(Rows from a dataset)
## start

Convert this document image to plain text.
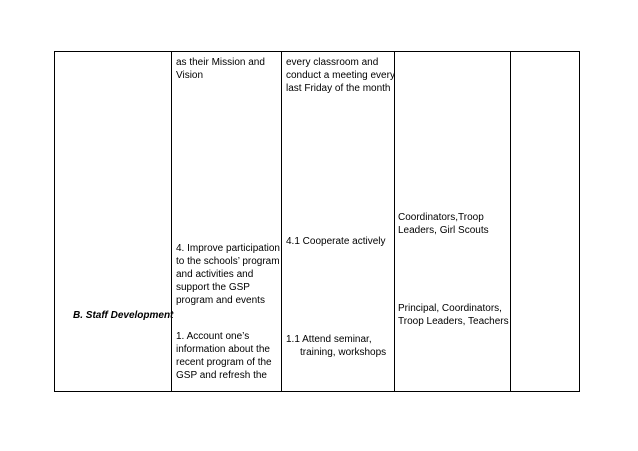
B. Staff Development
as their Mission and
Vision
4. Improve participation
to the schools’ program
and activities and
support the GSP
program and events
1. Account one’s
information about the
recent program of the
GSP and refresh the
every classroom and
conduct a meeting every
last Friday of the month
4.1 Cooperate actively
1.1 Attend seminar,
training, workshops
Coordinators,Troop
Leaders, Girl Scouts
Principal, Coordinators,
Troop Leaders, Teachers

## end

EXERCISE DIRECTIONS:
None of the pictures should appear; repeat the records exactly otherwise.

SOLVED PROBLEM:
Convert this document image to plain text.
B. Staff Development
as their Mission and
Vision
4. Improve participation
to the schools’ program
and activities and
support the GSP
program and events
1. Account one’s
information about the
recent program of the
GSP and refresh the
every classroom and
conduct a meeting every
last Friday of the month
4.1 Cooperate actively
1.1 Attend seminar,
training, workshops
Coordinators,Troop
Leaders, Girl Scouts
Principal, Coordinators,
Troop Leaders, Teachers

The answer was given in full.